Exercise details ▸ Using the data below, tally the lines that include the string "Composite". Only the number is wanted.

--- start of Exercise materials ---

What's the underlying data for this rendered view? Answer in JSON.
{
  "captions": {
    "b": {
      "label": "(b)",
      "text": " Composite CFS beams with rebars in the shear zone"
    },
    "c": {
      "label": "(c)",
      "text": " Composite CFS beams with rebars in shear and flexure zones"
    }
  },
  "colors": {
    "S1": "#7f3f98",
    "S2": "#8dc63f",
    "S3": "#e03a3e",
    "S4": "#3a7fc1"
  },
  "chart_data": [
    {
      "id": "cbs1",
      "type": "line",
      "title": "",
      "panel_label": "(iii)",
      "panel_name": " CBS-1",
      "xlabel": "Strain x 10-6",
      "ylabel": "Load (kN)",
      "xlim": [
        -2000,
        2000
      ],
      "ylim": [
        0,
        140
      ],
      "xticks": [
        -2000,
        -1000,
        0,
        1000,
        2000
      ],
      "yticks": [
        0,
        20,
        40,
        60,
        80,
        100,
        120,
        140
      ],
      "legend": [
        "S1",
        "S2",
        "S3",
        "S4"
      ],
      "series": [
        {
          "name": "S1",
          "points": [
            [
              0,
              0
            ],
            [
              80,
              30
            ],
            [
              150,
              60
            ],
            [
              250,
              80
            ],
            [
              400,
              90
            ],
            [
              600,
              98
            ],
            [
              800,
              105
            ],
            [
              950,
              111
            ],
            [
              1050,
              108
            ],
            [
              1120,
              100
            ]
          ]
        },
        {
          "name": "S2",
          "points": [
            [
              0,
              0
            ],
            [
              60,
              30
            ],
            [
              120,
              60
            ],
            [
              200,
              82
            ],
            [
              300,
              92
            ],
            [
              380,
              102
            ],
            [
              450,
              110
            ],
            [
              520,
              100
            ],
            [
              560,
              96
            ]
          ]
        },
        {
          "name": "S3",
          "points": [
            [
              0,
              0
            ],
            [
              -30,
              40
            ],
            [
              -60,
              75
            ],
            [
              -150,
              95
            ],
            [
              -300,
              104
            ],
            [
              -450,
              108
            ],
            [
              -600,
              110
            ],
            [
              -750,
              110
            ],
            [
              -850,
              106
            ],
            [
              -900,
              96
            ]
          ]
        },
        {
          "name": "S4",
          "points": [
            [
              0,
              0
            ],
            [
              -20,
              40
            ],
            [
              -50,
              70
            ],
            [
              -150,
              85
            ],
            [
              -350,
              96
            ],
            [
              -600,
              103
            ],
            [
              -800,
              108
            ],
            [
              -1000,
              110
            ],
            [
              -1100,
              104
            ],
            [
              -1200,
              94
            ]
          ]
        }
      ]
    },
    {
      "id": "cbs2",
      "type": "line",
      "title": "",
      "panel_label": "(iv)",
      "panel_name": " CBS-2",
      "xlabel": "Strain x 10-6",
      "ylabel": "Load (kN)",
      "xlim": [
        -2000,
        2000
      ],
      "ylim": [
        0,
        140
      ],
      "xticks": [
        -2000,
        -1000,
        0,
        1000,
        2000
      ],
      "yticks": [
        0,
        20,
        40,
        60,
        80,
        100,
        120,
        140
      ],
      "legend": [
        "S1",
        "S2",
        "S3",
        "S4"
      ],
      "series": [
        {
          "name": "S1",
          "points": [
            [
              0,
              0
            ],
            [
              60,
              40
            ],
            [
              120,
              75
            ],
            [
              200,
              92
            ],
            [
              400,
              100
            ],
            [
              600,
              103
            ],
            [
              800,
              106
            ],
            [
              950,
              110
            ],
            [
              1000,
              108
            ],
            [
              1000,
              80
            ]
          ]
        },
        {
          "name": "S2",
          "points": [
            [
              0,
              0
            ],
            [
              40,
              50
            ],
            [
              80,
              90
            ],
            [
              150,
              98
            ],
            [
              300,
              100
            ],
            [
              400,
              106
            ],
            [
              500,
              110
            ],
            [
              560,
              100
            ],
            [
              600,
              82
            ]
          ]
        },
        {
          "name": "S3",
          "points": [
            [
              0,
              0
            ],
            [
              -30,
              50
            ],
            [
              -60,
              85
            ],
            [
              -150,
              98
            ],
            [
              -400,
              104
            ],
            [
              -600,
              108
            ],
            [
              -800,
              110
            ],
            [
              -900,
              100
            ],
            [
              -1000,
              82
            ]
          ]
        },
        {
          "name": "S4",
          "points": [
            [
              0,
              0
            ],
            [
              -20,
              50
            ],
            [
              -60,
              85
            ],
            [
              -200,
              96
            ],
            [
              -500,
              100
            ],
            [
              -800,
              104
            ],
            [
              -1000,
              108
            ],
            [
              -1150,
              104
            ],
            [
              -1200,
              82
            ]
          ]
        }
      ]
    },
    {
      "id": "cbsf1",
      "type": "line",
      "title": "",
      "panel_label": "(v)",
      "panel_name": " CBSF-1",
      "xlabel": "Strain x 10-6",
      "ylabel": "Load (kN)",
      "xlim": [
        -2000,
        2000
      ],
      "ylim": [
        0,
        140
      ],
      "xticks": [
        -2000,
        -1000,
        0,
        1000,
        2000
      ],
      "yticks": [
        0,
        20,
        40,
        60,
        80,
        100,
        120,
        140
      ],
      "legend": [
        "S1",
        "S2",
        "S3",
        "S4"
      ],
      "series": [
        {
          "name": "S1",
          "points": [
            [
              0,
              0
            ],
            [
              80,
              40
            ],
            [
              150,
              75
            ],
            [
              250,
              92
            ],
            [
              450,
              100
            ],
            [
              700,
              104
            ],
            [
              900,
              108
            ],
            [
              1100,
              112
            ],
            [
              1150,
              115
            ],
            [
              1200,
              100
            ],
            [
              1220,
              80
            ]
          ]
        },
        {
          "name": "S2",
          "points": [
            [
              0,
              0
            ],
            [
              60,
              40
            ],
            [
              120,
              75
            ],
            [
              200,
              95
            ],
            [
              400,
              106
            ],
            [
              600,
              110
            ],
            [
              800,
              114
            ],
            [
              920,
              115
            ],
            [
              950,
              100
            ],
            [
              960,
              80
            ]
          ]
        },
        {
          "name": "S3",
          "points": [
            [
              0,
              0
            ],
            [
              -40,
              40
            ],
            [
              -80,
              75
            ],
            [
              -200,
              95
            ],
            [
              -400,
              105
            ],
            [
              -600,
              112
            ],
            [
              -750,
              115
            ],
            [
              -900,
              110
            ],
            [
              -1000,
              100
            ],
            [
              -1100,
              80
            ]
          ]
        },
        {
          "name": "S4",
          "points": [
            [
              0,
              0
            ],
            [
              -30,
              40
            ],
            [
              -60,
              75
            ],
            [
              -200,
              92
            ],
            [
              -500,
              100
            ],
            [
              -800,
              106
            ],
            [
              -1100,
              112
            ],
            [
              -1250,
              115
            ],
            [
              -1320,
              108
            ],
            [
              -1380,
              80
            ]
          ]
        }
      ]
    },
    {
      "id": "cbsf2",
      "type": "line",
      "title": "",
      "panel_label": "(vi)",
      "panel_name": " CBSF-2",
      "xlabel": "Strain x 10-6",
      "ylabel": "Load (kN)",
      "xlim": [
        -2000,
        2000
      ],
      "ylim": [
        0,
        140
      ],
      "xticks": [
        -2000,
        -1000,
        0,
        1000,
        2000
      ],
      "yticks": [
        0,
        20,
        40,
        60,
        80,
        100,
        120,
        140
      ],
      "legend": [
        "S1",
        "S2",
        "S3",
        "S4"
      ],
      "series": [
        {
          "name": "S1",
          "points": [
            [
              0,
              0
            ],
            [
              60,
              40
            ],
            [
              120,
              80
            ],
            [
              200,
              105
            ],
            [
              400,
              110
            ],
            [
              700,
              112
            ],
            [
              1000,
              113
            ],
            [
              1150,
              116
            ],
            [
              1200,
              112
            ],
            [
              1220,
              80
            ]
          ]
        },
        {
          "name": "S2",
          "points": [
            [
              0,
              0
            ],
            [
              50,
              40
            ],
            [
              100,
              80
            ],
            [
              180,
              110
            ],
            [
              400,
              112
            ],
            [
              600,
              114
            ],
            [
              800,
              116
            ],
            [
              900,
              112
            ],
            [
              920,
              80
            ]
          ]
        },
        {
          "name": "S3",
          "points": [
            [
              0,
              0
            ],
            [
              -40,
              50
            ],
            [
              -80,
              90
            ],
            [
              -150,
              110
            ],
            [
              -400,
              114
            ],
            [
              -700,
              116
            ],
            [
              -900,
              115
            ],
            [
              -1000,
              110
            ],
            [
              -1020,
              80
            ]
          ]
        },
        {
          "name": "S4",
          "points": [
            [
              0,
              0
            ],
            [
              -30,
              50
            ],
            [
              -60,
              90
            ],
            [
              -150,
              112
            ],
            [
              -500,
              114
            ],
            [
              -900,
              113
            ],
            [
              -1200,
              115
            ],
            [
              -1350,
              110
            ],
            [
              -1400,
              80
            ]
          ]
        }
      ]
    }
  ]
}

--- end of Exercise materials ---

Final result ▸ 2